• **Stated exercise**: In the data below, locate each line with the word "screenshot" and list it.
◆ ◆ ◆ ◆
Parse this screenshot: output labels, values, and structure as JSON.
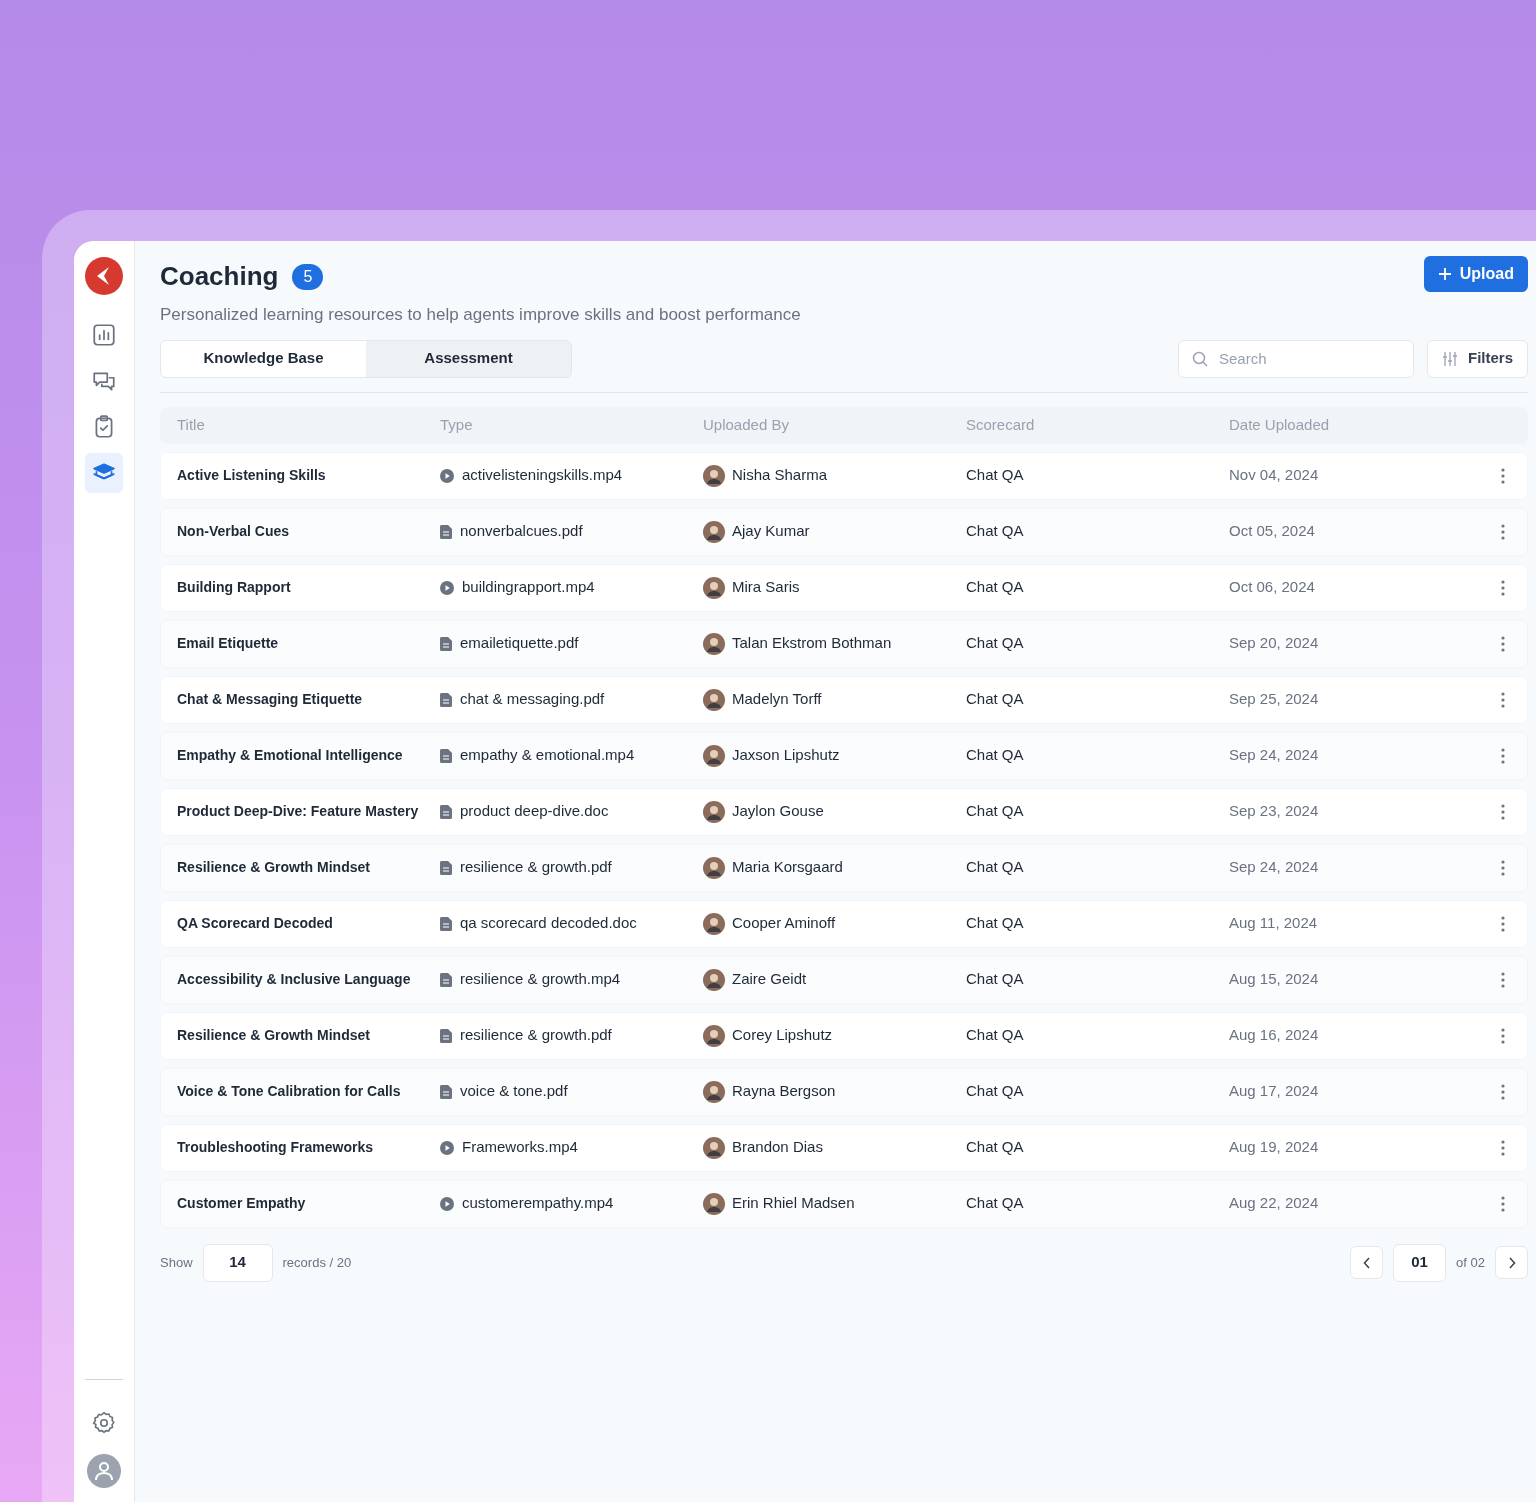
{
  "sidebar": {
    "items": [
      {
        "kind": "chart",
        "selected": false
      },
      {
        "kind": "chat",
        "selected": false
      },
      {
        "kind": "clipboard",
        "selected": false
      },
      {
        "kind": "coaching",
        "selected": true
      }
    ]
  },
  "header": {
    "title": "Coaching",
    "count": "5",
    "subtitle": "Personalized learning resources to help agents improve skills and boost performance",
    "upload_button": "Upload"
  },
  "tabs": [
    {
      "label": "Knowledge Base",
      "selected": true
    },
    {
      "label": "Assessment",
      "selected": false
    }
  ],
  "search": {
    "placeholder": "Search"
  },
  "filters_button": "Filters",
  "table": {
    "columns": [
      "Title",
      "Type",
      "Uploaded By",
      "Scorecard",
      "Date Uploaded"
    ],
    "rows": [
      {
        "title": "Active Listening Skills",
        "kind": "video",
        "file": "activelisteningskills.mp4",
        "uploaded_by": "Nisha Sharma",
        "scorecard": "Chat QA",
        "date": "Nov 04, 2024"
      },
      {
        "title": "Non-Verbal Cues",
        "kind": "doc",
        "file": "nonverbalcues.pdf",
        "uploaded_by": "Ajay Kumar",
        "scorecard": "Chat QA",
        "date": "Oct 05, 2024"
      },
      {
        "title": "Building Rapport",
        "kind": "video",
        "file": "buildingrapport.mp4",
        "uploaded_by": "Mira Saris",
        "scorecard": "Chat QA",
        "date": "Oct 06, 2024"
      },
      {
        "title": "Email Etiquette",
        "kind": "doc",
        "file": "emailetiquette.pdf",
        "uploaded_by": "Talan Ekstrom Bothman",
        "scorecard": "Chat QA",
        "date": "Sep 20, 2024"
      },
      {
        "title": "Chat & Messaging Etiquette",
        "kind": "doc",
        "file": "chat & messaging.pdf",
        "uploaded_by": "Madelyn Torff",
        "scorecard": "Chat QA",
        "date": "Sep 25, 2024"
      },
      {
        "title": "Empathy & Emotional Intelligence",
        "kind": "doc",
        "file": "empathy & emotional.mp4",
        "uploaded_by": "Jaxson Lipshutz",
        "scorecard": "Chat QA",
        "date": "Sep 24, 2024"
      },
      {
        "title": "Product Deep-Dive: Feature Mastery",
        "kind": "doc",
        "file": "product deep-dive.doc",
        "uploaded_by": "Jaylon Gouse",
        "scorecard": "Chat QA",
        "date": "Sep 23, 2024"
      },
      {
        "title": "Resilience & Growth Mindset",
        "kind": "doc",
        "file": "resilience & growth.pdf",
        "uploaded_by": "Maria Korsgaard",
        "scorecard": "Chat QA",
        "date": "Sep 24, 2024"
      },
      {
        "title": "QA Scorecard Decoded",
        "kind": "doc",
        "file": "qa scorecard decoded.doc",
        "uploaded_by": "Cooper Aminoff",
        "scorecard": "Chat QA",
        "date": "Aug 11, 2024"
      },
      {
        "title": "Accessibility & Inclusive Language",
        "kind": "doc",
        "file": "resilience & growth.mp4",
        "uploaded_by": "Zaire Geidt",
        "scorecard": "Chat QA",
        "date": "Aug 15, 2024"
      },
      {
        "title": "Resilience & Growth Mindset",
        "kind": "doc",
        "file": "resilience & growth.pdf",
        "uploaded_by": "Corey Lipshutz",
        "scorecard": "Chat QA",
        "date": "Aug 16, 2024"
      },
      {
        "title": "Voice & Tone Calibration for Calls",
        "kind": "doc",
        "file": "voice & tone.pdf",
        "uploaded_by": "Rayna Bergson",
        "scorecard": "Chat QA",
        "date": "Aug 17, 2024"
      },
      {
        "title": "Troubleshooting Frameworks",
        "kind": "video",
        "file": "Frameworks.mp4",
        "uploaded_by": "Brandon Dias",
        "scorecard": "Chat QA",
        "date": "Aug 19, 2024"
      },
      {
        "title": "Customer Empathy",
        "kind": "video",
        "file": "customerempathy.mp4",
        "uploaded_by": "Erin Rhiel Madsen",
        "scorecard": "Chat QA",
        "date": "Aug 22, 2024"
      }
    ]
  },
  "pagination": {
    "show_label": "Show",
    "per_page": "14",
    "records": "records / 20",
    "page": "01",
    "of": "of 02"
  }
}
◆ ◆ ◆ ◆
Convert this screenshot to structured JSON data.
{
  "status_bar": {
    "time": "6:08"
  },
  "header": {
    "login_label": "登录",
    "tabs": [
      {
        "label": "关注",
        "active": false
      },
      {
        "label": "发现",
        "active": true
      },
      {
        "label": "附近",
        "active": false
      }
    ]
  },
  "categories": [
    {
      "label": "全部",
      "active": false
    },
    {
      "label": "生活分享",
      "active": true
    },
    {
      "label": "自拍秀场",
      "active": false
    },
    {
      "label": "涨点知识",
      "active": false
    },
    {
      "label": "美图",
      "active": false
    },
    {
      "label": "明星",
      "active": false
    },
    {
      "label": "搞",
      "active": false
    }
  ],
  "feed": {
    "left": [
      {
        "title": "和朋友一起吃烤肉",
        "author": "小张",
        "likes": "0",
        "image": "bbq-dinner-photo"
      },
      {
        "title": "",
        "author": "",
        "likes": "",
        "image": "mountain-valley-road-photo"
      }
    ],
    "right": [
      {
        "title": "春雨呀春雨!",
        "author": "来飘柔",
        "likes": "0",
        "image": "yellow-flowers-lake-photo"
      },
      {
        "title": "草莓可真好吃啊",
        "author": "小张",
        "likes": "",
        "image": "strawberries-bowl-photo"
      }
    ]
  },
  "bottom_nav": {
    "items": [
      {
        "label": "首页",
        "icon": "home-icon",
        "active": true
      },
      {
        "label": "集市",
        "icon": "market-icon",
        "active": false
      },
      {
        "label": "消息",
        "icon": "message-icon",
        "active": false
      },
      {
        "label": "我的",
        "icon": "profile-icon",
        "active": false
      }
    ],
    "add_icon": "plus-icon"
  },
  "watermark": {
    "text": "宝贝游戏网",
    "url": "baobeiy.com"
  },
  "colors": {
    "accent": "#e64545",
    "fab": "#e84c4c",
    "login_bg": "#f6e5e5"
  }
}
◆ ◆ ◆ ◆
• **Task response**:
Parse this screenshot: output labels, values, and structure as JSON.
Convert this screenshot to structured JSON data.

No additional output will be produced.